▶ _PROBLEM REQUIREMENTS_
Report every line in the listing that contains the string "Disk".

▶ _GIVEN RECORDS_
'''

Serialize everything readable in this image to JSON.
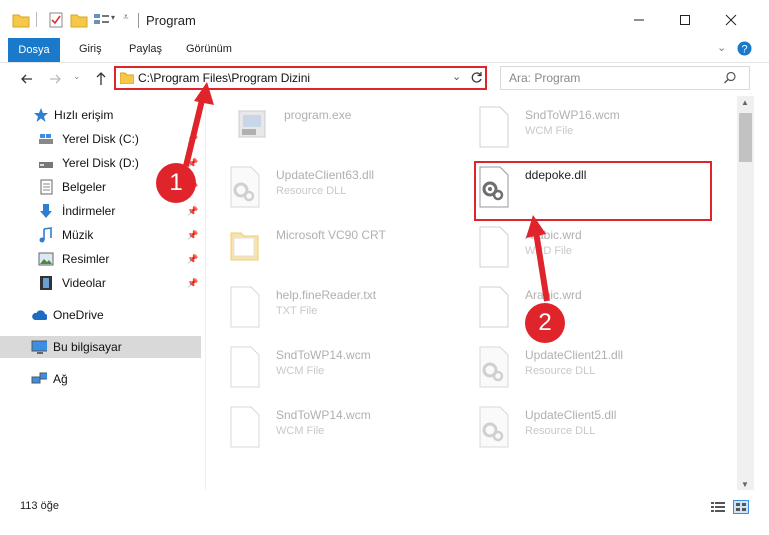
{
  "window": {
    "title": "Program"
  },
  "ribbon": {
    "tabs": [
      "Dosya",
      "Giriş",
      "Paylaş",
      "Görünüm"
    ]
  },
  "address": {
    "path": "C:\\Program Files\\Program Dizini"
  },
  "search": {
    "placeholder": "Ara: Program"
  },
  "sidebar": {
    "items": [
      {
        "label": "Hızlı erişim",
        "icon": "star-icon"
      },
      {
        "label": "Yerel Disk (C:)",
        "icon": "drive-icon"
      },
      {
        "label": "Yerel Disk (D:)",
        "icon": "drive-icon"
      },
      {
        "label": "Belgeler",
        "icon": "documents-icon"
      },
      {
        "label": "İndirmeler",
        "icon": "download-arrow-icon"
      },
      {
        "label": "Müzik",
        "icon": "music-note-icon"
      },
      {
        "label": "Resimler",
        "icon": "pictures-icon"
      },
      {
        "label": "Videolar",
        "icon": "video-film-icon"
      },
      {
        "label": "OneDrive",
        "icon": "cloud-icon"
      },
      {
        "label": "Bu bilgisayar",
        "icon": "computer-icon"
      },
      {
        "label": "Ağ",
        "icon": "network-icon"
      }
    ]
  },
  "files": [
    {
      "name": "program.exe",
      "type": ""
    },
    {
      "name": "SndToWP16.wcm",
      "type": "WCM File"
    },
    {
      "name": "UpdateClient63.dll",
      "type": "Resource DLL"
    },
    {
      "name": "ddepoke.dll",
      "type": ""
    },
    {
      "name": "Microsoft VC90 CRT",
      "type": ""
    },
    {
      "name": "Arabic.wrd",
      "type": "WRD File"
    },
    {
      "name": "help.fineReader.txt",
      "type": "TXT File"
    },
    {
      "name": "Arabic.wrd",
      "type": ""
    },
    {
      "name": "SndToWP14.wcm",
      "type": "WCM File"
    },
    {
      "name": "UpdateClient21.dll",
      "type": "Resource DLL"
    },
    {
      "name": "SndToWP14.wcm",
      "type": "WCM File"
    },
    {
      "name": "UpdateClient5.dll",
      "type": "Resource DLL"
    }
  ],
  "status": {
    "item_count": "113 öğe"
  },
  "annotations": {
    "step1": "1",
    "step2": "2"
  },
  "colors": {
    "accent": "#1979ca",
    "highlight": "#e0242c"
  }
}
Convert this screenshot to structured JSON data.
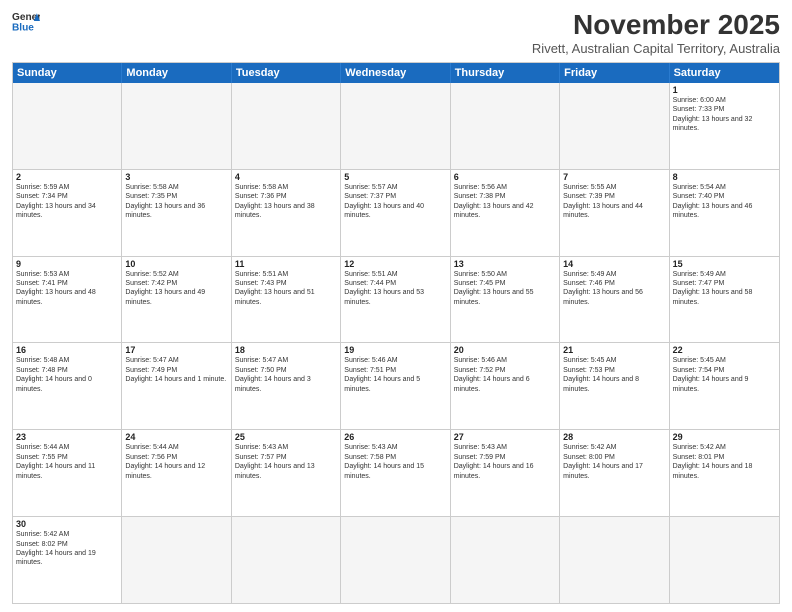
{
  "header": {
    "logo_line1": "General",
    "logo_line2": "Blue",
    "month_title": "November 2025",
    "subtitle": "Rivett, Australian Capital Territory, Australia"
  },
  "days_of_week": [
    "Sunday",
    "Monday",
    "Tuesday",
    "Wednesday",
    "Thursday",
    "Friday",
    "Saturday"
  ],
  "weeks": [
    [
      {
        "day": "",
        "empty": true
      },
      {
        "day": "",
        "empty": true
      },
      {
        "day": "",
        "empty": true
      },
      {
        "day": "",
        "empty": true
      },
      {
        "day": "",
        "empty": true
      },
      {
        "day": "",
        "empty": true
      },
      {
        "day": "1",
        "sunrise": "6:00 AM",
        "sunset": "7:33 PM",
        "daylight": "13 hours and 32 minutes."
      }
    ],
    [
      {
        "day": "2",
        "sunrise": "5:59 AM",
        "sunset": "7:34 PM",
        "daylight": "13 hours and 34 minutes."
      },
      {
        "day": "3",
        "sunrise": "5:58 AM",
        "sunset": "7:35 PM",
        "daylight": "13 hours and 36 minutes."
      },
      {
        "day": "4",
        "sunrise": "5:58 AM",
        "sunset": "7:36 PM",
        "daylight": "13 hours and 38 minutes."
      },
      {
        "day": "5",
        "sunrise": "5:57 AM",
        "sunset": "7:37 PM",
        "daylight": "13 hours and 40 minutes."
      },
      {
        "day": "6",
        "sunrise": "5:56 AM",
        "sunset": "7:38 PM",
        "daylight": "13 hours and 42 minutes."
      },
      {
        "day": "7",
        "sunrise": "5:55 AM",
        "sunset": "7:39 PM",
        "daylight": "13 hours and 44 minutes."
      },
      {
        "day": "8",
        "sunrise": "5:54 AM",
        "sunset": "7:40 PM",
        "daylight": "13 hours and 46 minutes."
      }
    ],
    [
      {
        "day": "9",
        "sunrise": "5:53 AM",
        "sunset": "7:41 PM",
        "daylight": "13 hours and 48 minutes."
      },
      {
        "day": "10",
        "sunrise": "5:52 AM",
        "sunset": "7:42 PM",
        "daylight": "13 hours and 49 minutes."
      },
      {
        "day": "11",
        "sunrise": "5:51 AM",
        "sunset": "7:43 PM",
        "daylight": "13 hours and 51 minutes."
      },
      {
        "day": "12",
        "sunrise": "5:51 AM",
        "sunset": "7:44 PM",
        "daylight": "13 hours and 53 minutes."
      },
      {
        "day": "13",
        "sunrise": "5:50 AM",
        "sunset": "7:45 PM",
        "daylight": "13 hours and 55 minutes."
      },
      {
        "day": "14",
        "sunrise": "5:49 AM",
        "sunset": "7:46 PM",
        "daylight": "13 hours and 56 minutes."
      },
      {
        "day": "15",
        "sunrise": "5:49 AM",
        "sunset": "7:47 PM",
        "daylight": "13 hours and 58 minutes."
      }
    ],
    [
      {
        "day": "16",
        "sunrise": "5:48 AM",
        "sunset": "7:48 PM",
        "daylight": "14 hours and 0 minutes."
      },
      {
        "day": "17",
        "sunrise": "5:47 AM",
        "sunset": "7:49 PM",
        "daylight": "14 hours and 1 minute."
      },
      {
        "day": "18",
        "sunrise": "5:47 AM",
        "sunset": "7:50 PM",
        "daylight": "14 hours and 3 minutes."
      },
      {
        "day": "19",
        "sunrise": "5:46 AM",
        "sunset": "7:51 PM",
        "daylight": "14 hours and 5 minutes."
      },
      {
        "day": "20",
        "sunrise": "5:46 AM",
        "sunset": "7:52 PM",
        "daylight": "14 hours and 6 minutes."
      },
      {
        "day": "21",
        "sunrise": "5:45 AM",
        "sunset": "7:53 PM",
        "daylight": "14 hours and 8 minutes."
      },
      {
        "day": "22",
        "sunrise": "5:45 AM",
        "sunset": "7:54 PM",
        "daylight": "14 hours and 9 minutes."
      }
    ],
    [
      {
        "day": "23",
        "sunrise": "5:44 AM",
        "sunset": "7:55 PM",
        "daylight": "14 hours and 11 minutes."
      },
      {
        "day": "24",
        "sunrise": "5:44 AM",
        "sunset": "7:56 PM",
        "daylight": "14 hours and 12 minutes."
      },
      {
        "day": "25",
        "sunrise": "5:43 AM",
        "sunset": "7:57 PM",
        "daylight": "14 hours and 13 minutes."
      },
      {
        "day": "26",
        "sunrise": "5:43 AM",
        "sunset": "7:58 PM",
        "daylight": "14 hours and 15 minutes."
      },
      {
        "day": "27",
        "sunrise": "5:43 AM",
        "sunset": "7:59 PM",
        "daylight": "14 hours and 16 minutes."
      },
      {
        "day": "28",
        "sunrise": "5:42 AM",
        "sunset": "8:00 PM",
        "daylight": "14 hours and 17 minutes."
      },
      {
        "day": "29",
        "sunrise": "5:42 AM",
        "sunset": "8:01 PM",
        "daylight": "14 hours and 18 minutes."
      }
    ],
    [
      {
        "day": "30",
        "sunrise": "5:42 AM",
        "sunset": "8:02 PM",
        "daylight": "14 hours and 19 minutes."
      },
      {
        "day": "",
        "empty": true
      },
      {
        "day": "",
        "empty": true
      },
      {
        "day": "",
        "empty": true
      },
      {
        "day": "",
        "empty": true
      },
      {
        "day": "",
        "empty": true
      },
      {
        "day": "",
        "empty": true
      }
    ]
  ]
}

'''

▶ _SOLVED PROBLEM_
        "label": "Yerel Disk (C:)",
        "label": "Yerel Disk (D:)",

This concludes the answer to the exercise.